- _Given request_:
Every line that holds the string "things" is to be identified and copied.

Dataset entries
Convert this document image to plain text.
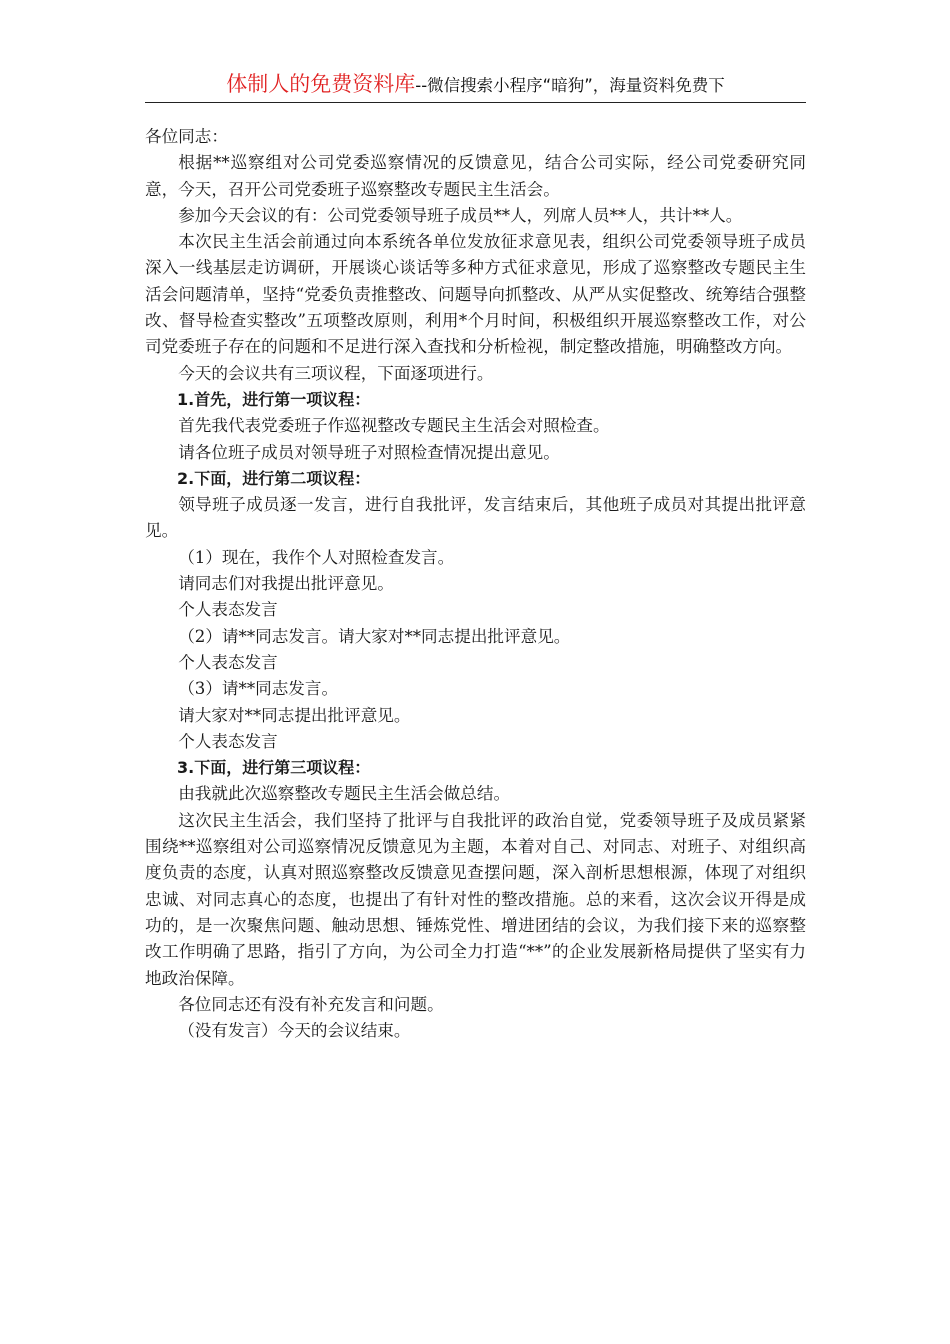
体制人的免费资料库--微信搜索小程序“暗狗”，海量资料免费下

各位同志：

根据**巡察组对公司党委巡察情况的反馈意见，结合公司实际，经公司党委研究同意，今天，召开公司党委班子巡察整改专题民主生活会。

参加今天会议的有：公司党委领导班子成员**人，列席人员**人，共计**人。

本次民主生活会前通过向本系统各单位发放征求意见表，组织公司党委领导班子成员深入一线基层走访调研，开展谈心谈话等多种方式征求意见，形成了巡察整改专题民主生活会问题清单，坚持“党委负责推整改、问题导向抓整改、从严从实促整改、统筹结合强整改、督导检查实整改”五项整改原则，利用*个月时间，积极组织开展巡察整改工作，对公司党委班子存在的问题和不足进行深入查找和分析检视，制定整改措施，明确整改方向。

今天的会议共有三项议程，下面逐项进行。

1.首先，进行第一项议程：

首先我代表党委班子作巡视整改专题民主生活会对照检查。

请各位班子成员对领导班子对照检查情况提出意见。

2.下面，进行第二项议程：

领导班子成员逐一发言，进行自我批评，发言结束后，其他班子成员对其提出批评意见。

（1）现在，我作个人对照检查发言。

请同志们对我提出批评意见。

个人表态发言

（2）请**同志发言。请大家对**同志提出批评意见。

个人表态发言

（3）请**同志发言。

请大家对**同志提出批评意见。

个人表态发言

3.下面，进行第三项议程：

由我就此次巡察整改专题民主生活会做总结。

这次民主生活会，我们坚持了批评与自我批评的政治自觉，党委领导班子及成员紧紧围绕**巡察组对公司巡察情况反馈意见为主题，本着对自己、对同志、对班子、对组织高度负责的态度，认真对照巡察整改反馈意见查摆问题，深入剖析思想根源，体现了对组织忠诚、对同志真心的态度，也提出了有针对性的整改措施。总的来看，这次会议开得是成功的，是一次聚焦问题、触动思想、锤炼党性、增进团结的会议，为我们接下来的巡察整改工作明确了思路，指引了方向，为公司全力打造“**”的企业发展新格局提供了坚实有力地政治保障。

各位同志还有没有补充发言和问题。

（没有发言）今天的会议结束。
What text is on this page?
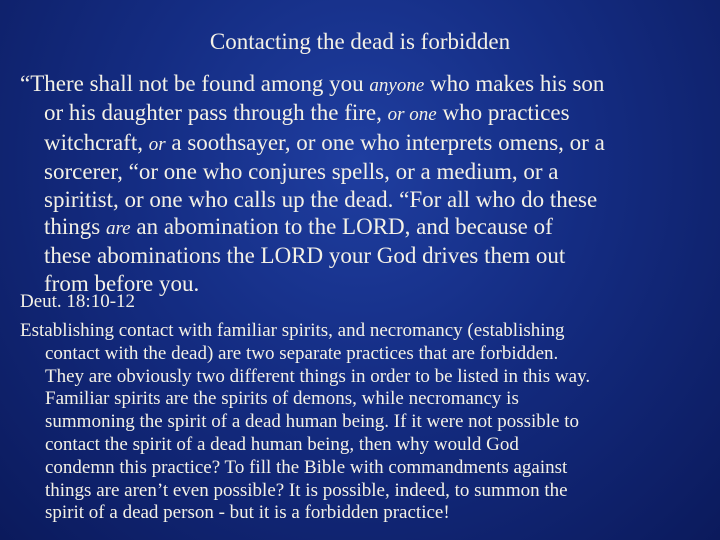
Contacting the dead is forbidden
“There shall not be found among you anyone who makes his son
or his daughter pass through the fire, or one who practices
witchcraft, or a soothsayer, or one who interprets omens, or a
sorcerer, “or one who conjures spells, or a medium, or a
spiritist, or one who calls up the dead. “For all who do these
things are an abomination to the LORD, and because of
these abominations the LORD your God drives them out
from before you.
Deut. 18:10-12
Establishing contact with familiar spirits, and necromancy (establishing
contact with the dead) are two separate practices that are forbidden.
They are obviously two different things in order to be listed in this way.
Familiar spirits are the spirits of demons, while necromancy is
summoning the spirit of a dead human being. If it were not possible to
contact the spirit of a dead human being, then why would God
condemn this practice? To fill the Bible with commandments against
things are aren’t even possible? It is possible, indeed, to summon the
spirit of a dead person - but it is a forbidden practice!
---
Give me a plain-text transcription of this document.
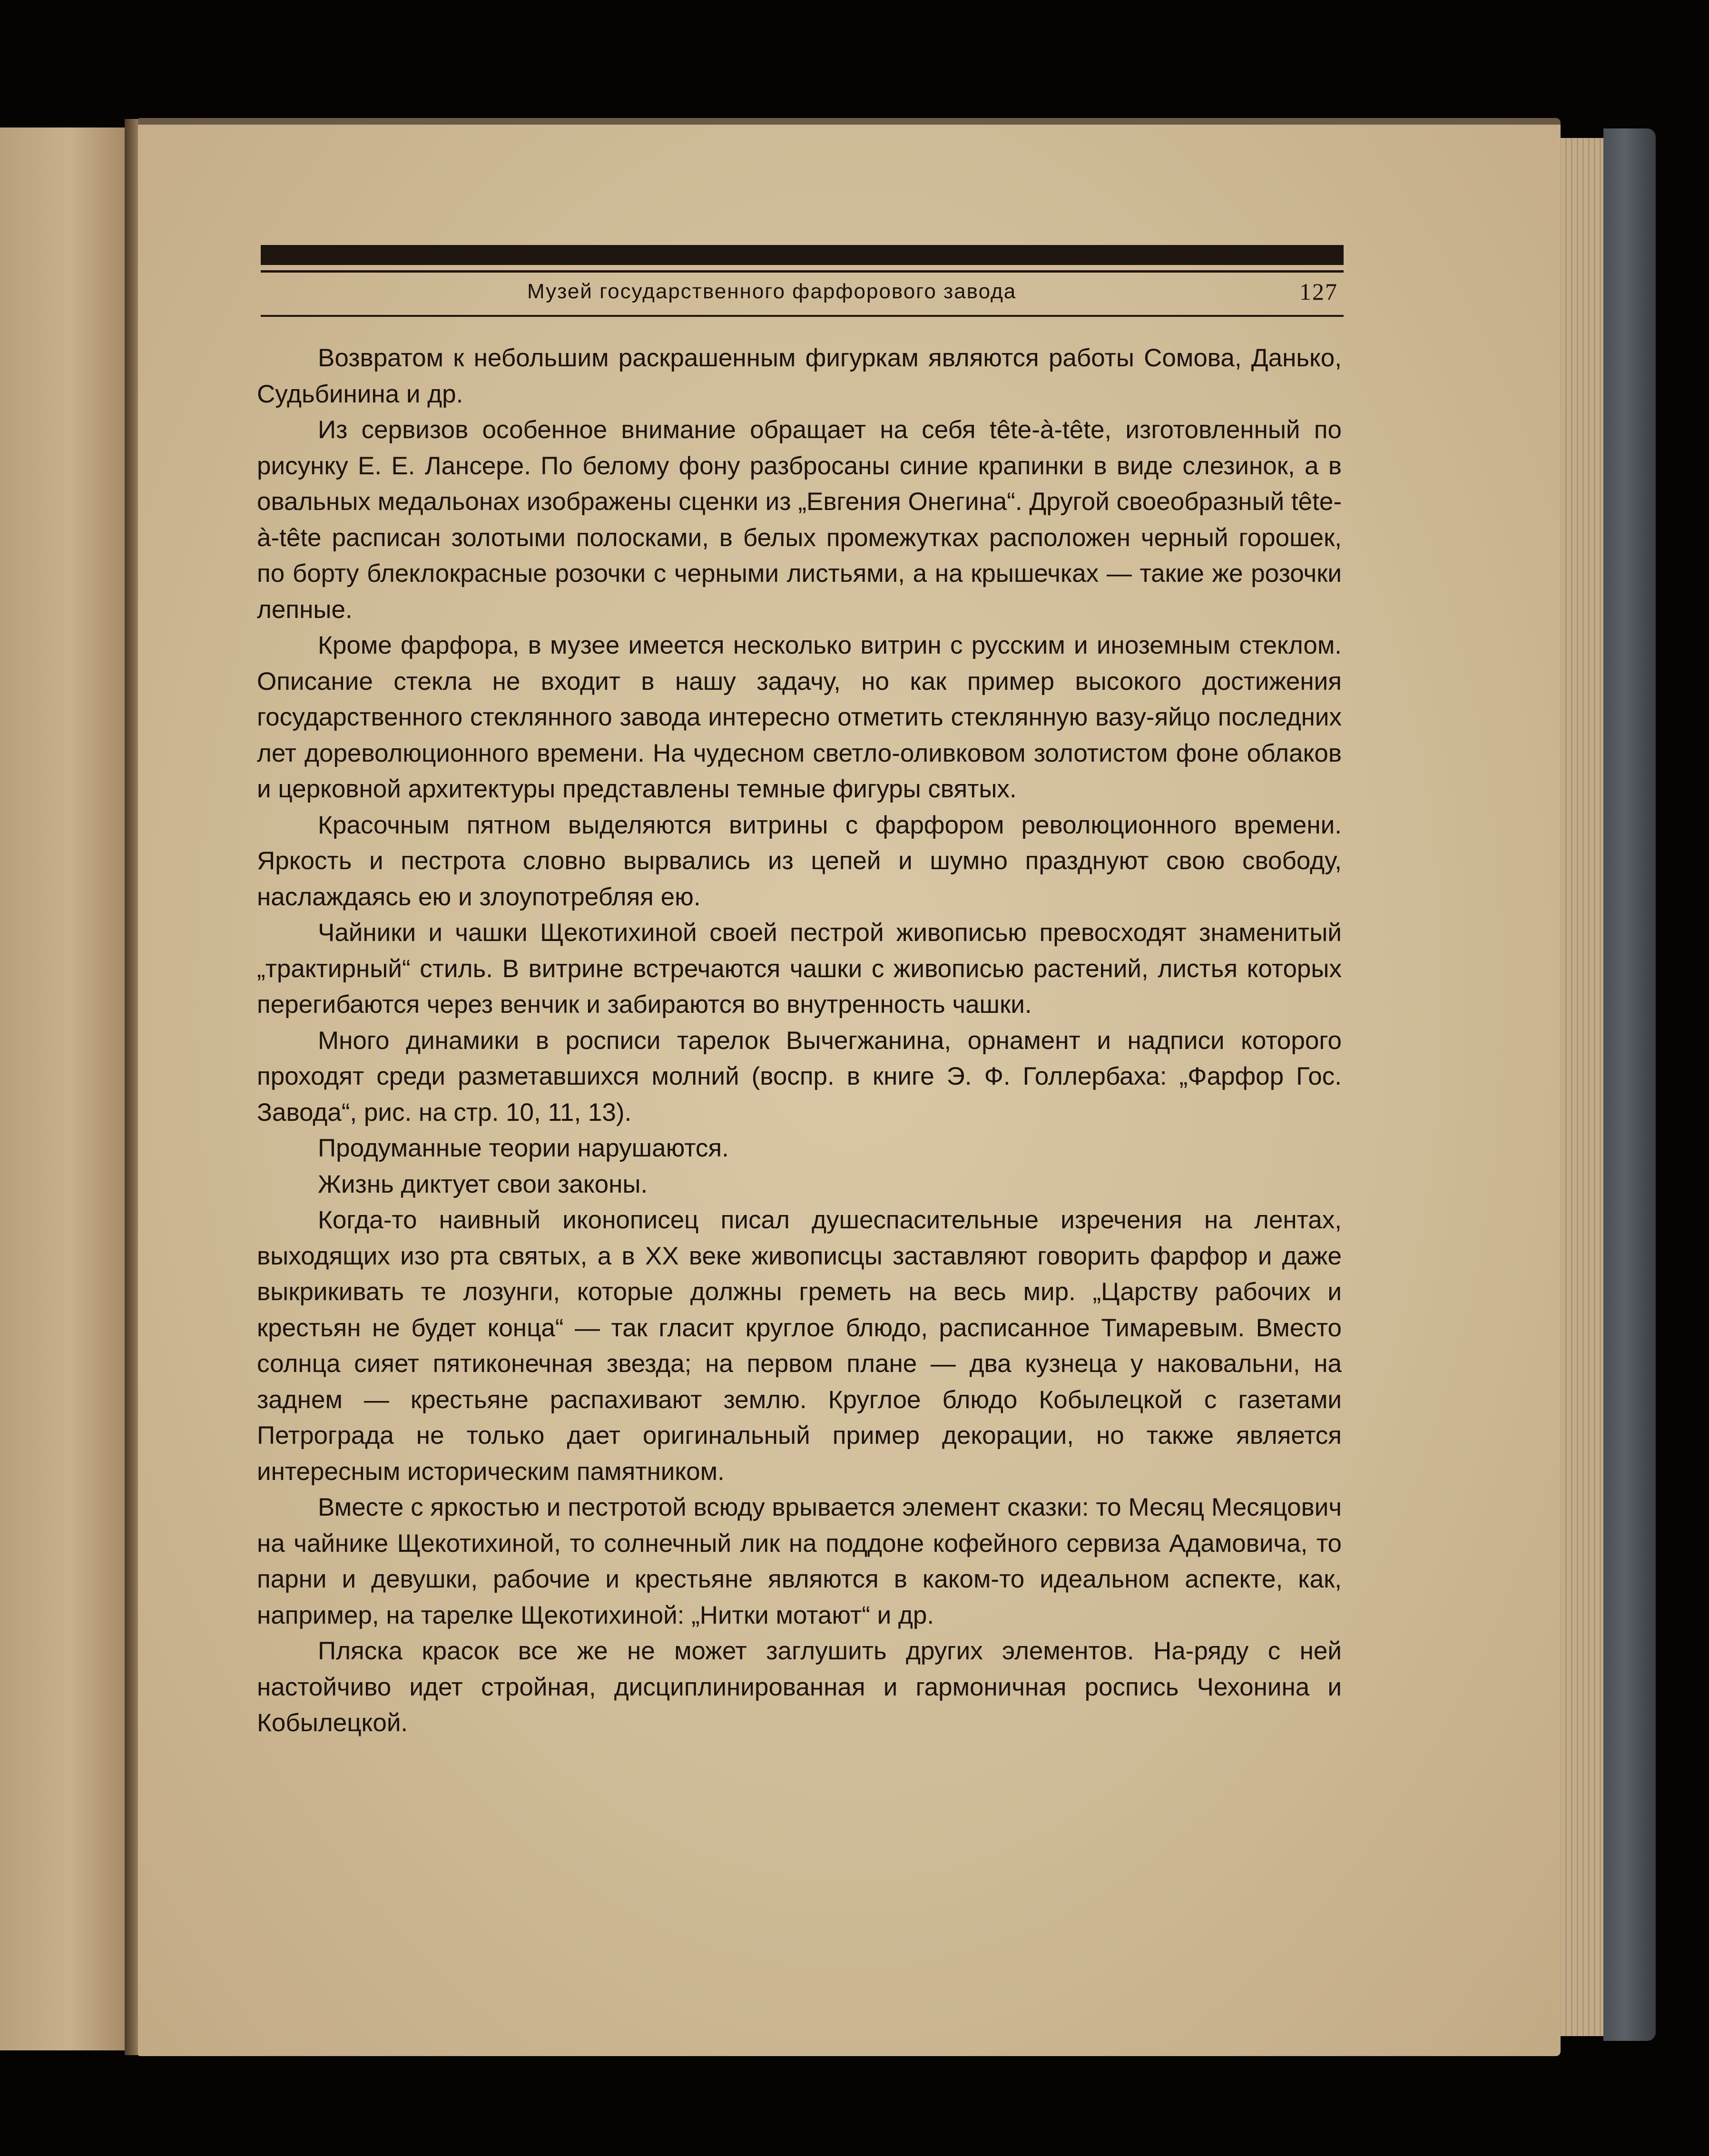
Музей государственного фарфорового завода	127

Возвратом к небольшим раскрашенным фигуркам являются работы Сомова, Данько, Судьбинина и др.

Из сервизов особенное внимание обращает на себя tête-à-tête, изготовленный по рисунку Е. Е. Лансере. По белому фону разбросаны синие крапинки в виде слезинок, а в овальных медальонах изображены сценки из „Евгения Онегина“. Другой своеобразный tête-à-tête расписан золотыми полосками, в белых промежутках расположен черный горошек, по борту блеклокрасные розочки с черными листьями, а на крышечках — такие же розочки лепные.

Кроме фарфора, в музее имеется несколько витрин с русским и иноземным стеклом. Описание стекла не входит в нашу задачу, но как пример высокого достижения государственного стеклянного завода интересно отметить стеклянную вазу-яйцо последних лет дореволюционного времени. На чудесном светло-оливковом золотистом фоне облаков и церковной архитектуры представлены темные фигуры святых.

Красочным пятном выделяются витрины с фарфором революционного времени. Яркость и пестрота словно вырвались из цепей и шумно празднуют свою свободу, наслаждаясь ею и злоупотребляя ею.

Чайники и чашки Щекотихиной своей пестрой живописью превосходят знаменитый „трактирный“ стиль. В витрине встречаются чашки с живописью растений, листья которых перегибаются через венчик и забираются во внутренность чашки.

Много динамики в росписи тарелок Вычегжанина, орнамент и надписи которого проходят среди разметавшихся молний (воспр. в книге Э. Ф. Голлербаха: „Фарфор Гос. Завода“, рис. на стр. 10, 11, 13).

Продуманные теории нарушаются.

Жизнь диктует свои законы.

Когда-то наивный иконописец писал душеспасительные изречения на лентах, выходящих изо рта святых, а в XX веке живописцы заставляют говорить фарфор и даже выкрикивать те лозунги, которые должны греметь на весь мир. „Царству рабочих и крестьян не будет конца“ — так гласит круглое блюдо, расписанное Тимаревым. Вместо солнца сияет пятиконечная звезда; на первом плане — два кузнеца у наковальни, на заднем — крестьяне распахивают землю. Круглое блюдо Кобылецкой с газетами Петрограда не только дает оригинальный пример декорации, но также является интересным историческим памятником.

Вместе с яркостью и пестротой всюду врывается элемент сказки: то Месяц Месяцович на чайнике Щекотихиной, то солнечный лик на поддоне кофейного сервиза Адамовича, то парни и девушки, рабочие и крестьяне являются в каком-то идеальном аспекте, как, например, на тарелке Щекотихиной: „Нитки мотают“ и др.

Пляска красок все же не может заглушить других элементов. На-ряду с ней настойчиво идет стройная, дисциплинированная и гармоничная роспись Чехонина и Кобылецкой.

- _Exercise result_:
things are an abomination to the LORD, and because of
They are obviously two different things in order to be listed in this way.
things are aren’t even possible? It is possible, indeed, to summon the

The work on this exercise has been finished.